Task directions:
Copy out all lines that hold "salapi".

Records

• • • •

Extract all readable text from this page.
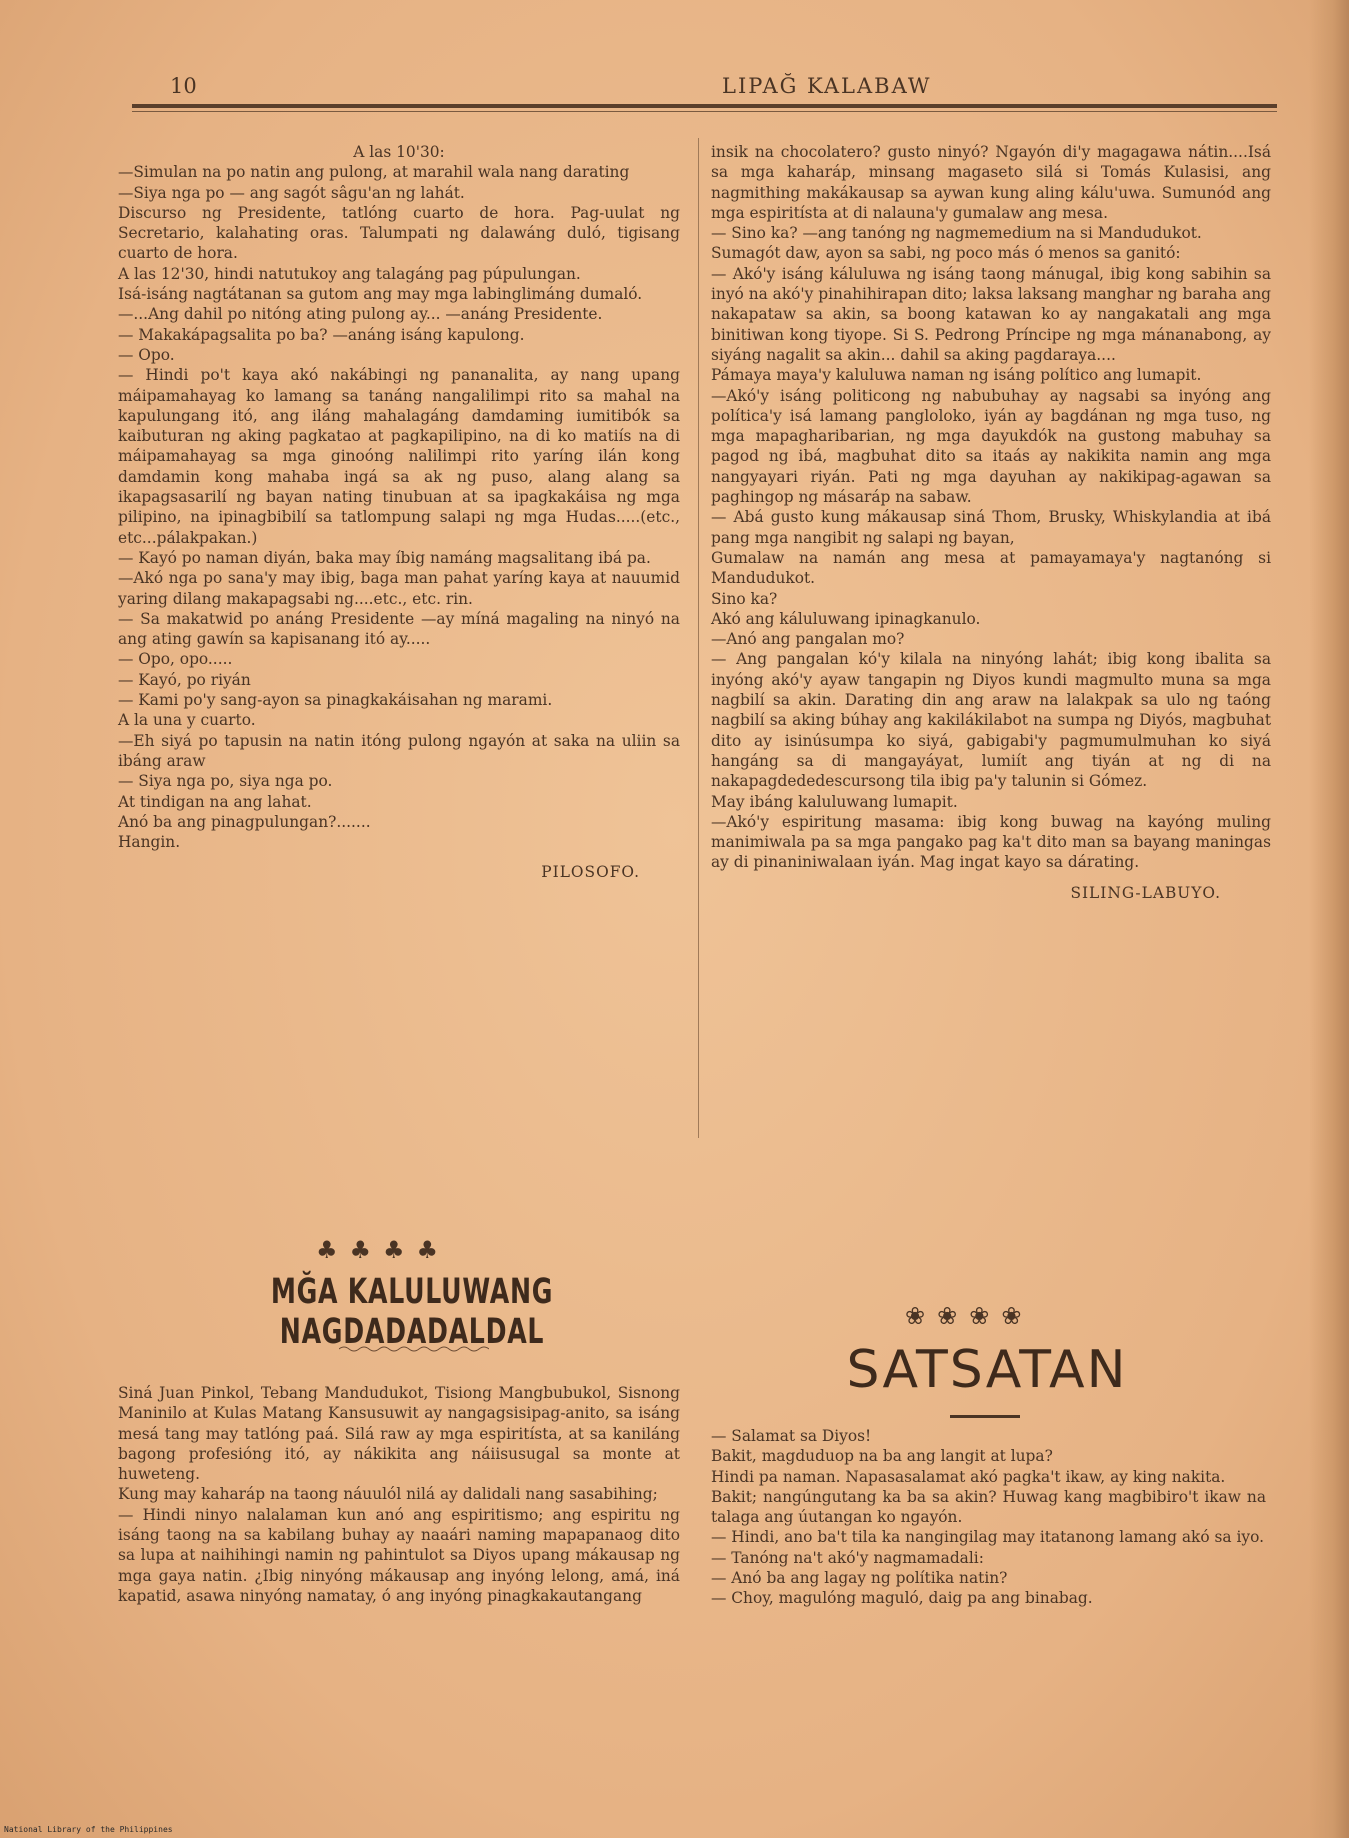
10	LIPAĞ KALABAW

A las 10'30:

—Simulan na po natin ang pulong, at marahil wala nang darating

—Siya nga po — ang sagót sâgu'an ng lahát.

Discurso ng Presidente, tatlóng cuarto de hora. Pag-uulat ng Secretario, kalahating oras. Talumpati ng dalawáng duló, tigisang cuarto de hora.

A las 12'30, hindi natutukoy ang talagáng pag púpulungan.

Isá-isáng nagtátanan sa gutom ang may mga labinglimáng dumaló.

—...Ang dahil po nitóng ating pulong ay... —anáng Presidente.

— Makakápagsalita po ba? —anáng isáng kapulong.

— Opo.

— Hindi po't kaya akó nakábingi ng pananalita, ay nang upang máipamahayag ko lamang sa tanáng nangalilimpi rito sa mahal na kapulungang itó, ang iláng mahalagáng damdaming iumitibók sa kaibuturan ng aking pagkatao at pagkapilipino, na di ko matiís na di máipamahayag sa mga ginoóng nalilimpi rito yaríng ilán kong damdamin kong mahaba ingá sa ak ng puso, alang alang sa ikapagsasarilí ng bayan nating tinubuan at sa ipagkakáisa ng mga pilipino, na ipinagbibilí sa tatlompung salapi ng mga Hudas.....(etc., etc...pálakpakan.)

— Kayó po naman diyán, baka may íbig namáng magsalitang ibá pa.

—Akó nga po sana'y may ibig, baga man pahat yaríng kaya at nauumid yaring dilang makapagsabi ng....etc., etc. rin.

— Sa makatwid po anáng Presidente —ay míná magaling na ninyó na ang ating gawín sa kapisanang itó ay.....

— Opo, opo.....

— Kayó, po riyán

— Kami po'y sang-ayon sa pinagkakáisahan ng marami.

A la una y cuarto.

—Eh siyá po tapusin na natin itóng pulong ngayón at saka na uliin sa ibáng araw

— Siya nga po, siya nga po.

At tindigan na ang lahat.

Anó ba ang pinagpulungan?.......

Hangin.

PILOSOFO.

♣♣♣♣
MĞA KALULUWANG NAGDADADALDAL

Siná Juan Pinkol, Tebang Mandudukot, Tisiong Mangbubukol, Sisnong Maninilo at Kulas Matang Kansusuwit ay nangagsisipag-anito, sa isáng mesá tang may tatlóng paá. Silá raw ay mga espiritísta, at sa kaniláng bagong profesióng itó, ay nákikita ang náiisusugal sa monte at huweteng.

Kung may kaharáp na taong náuulól nilá ay dalidali nang sasabihing;

— Hindi ninyo nalalaman kun anó ang espiritismo; ang espiritu ng isáng taong na sa kabilang buhay ay naaári naming mapapanaog dito sa lupa at naihihingi namin ng pahintulot sa Diyos upang mákausap ng mga gaya natin. ¿Ibig ninyóng mákausap ang inyóng lelong, amá, iná kapatid, asawa ninyóng namatay, ó ang inyóng pinagkakautangang

insik na chocolatero? gusto ninyó? Ngayón di'y magagawa nátin....Isá sa mga kaharáp, minsang magaseto silá si Tomás Kulasisi, ang nagmithing makákausap sa aywan kung aling kálu'uwa. Sumunód ang mga espiritísta at di nalauna'y gumalaw ang mesa.

— Sino ka? —ang tanóng ng nagmemedium na si Mandudukot.

Sumagót daw, ayon sa sabi, ng poco más ó menos sa ganitó:

— Akó'y isáng káluluwa ng isáng taong mánugal, ibig kong sabihin sa inyó na akó'y pinahihirapan dito; laksa laksang manghar ng baraha ang nakapataw sa akin, sa boong katawan ko ay nangakatali ang mga binitiwan kong tiyope. Si S. Pedrong Príncipe ng mga mánanabong, ay siyáng nagalit sa akin... dahil sa aking pagdaraya....

Pámaya maya'y kaluluwa naman ng isáng político ang lumapit.

—Akó'y isáng politicong ng nabubuhay ay nagsabi sa inyóng ang política'y isá lamang pangloloko, iyán ay bagdánan ng mga tuso, ng mga mapagharibarian, ng mga dayukdók na gustong mabuhay sa pagod ng ibá, magbuhat dito sa itaás ay nakikita namin ang mga nangyayari riyán. Pati ng mga dayuhan ay nakikipag-agawan sa paghingop ng másaráp na sabaw.

— Abá gusto kung mákausap siná Thom, Brusky, Whiskylandia at ibá pang mga nangibit ng salapi ng bayan,

Gumalaw na namán ang mesa at pamayamaya'y nagtanóng si Mandudukot.

Sino ka?

Akó ang káluluwang ipinagkanulo.

—Anó ang pangalan mo?

— Ang pangalan kó'y kilala na ninyóng lahát; ibig kong ibalita sa inyóng akó'y ayaw tangapin ng Diyos kundi magmulto muna sa mga nagbilí sa akin. Darating din ang araw na lalakpak sa ulo ng taóng nagbilí sa aking búhay ang kakilákilabot na sumpa ng Diyós, magbuhat dito ay isinúsumpa ko siyá, gabigabi'y pagmumulmuhan ko siyá hangáng sa di mangayáyat, lumiít ang tiyán at ng di na nakapagdededescursong tila ibig pa'y talunin si Gómez.

May ibáng kaluluwang lumapit.

—Akó'y espiritung masama: ibig kong buwag na kayóng muling manimiwala pa sa mga pangako pag ka't dito man sa bayang maningas ay di pinaniniwalaan iyán. Mag ingat kayo sa dárating.

SILING-LABUYO.

❀❀❀❀
SATSATAN

— Salamat sa Diyos!

Bakit, magduduop na ba ang langit at lupa?

Hindi pa naman. Napasasalamat akó pagka't ikaw, ay king nakita.

Bakit; nangúngutang ka ba sa akin? Huwag kang magbibiro't ikaw na talaga ang úutangan ko ngayón.

— Hindi, ano ba't tila ka nangingilag may itatanong lamang akó sa iyo.

— Tanóng na't akó'y nagmamadali:

— Anó ba ang lagay ng polítika natin?

— Choy, magulóng maguló, daig pa ang binabag.

National Library of the Philippines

• • • •

The result:
— Hindi po't kaya akó nakábingi ng pananalita, ay nang upang máipamahayag ko lamang sa tanáng nangalilimpi rito sa mahal na kapulungang itó, ang iláng mahalagáng damdaming iumitibók sa kaibuturan ng aking pagkatao at pagkapilipino, na di ko matiís na di máipamahayag sa mga ginoóng nalilimpi rito yaríng ilán kong damdamin kong mahaba ingá sa ak ng puso, alang alang sa ikapagsasarilí ng bayan nating tinubuan at sa ipagkakáisa ng mga pilipino, na ipinagbibilí sa tatlompung salapi ng mga Hudas.....(etc., etc...pálakpakan.)
— Abá gusto kung mákausap siná Thom, Brusky, Whiskylandia at ibá pang mga nangibit ng salapi ng bayan,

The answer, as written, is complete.